▶ TASK INSTRUCTIONS: Change every "table-row" in the records below to "data-row", leaving everything else the same, and reproduce the records without the pictures.

## BEGIN

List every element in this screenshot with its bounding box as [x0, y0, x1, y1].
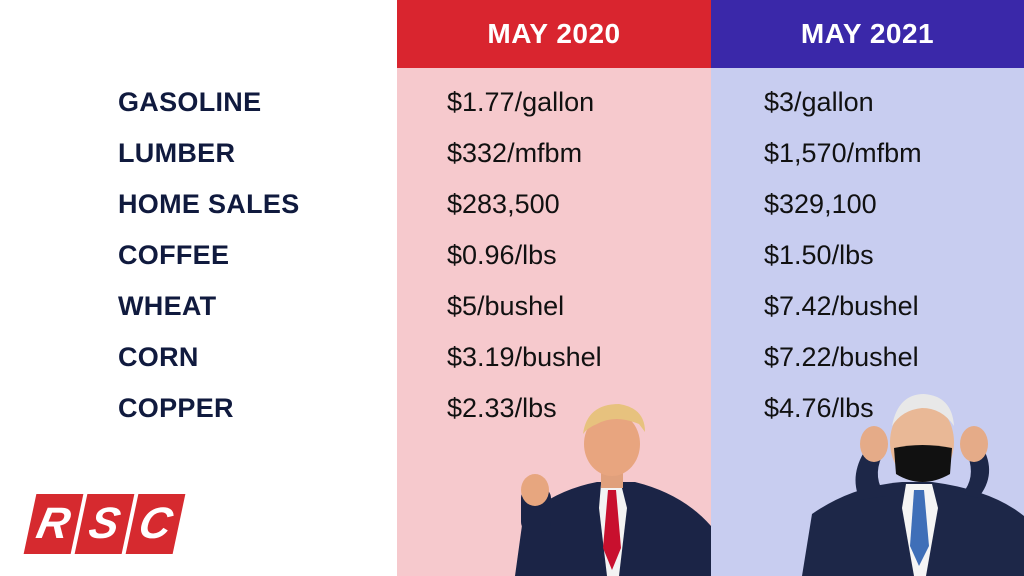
row-label: CORN	[118, 342, 199, 372]
may-2020-value: $283,500	[447, 189, 560, 219]
table-row: LUMBER $332/mfbm $1,570/mfbm	[0, 131, 1024, 175]
logo-letter-r: R	[23, 494, 84, 554]
table-row: GASOLINE $1.77/gallon $3/gallon	[0, 80, 1024, 124]
table-row: CORN $3.19/bushel $7.22/bushel	[0, 335, 1024, 379]
may-2021-value: $329,100	[764, 189, 877, 219]
logo-letter-s: S	[74, 494, 135, 554]
may-2020-value: $0.96/lbs	[447, 240, 557, 270]
row-label: COPPER	[118, 393, 234, 423]
politician-photo-right	[802, 394, 1024, 576]
politician-photo-left	[515, 404, 711, 576]
may-2020-value: $5/bushel	[447, 291, 565, 321]
may-2021-value: $1,570/mfbm	[764, 138, 922, 168]
may-2020-column	[397, 0, 711, 576]
table-row: COFFEE $0.96/lbs $1.50/lbs	[0, 233, 1024, 277]
may-2020-value: $3.19/bushel	[447, 342, 602, 372]
table-row: HOME SALES $283,500 $329,100	[0, 182, 1024, 226]
may-2020-value: $332/mfbm	[447, 138, 583, 168]
table-row: WHEAT $5/bushel $7.42/bushel	[0, 284, 1024, 328]
may-2021-value: $3/gallon	[764, 87, 874, 117]
may-2021-value: $7.42/bushel	[764, 291, 919, 321]
may-2021-value: $4.76/lbs	[764, 393, 874, 423]
row-label: COFFEE	[118, 240, 230, 270]
row-label: GASOLINE	[118, 87, 262, 117]
row-label: LUMBER	[118, 138, 236, 168]
row-label: HOME SALES	[118, 189, 300, 219]
may-2021-header: MAY 2021	[711, 0, 1024, 68]
row-label: WHEAT	[118, 291, 217, 321]
logo-letter-c: C	[125, 494, 186, 554]
may-2020-value: $1.77/gallon	[447, 87, 595, 117]
may-2020-header: MAY 2020	[397, 0, 711, 68]
may-2021-value: $1.50/lbs	[764, 240, 874, 270]
may-2021-value: $7.22/bushel	[764, 342, 919, 372]
may-2020-value: $2.33/lbs	[447, 393, 557, 423]
rsc-logo: R S C	[23, 494, 186, 554]
table-row: COPPER $2.33/lbs $4.76/lbs	[0, 386, 1024, 430]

## END

▶ ANSWER BELOW:
List every element in this screenshot with its bounding box as [x0, y0, x1, y1].
row-label: CORN	[118, 342, 199, 372]
may-2020-value: $283,500	[447, 189, 560, 219]
data-row: LUMBER $332/mfbm $1,570/mfbm	[0, 131, 1024, 175]
logo-letter-r: R	[23, 494, 84, 554]
data-row: GASOLINE $1.77/gallon $3/gallon	[0, 80, 1024, 124]
data-row: CORN $3.19/bushel $7.22/bushel	[0, 335, 1024, 379]
may-2021-value: $329,100	[764, 189, 877, 219]
logo-letter-s: S	[74, 494, 135, 554]
may-2020-value: $0.96/lbs	[447, 240, 557, 270]
row-label: COPPER	[118, 393, 234, 423]
politician-photo-right	[802, 394, 1024, 576]
politician-photo-left	[515, 404, 711, 576]
may-2020-value: $5/bushel	[447, 291, 565, 321]
may-2021-value: $1,570/mfbm	[764, 138, 922, 168]
may-2020-column	[397, 0, 711, 576]
data-row: COFFEE $0.96/lbs $1.50/lbs	[0, 233, 1024, 277]
may-2020-value: $3.19/bushel	[447, 342, 602, 372]
data-row: HOME SALES $283,500 $329,100	[0, 182, 1024, 226]
may-2020-value: $332/mfbm	[447, 138, 583, 168]
data-row: WHEAT $5/bushel $7.42/bushel	[0, 284, 1024, 328]
may-2021-value: $3/gallon	[764, 87, 874, 117]
may-2021-value: $7.42/bushel	[764, 291, 919, 321]
may-2021-value: $4.76/lbs	[764, 393, 874, 423]
row-label: COFFEE	[118, 240, 230, 270]
row-label: GASOLINE	[118, 87, 262, 117]
row-label: LUMBER	[118, 138, 236, 168]
row-label: HOME SALES	[118, 189, 300, 219]
may-2021-header: MAY 2021	[711, 0, 1024, 68]
row-label: WHEAT	[118, 291, 217, 321]
logo-letter-c: C	[125, 494, 186, 554]
may-2020-value: $1.77/gallon	[447, 87, 595, 117]
may-2020-header: MAY 2020	[397, 0, 711, 68]
may-2021-value: $1.50/lbs	[764, 240, 874, 270]
may-2021-value: $7.22/bushel	[764, 342, 919, 372]
may-2020-value: $2.33/lbs	[447, 393, 557, 423]
rsc-logo: R S C	[23, 494, 186, 554]
data-row: COPPER $2.33/lbs $4.76/lbs	[0, 386, 1024, 430]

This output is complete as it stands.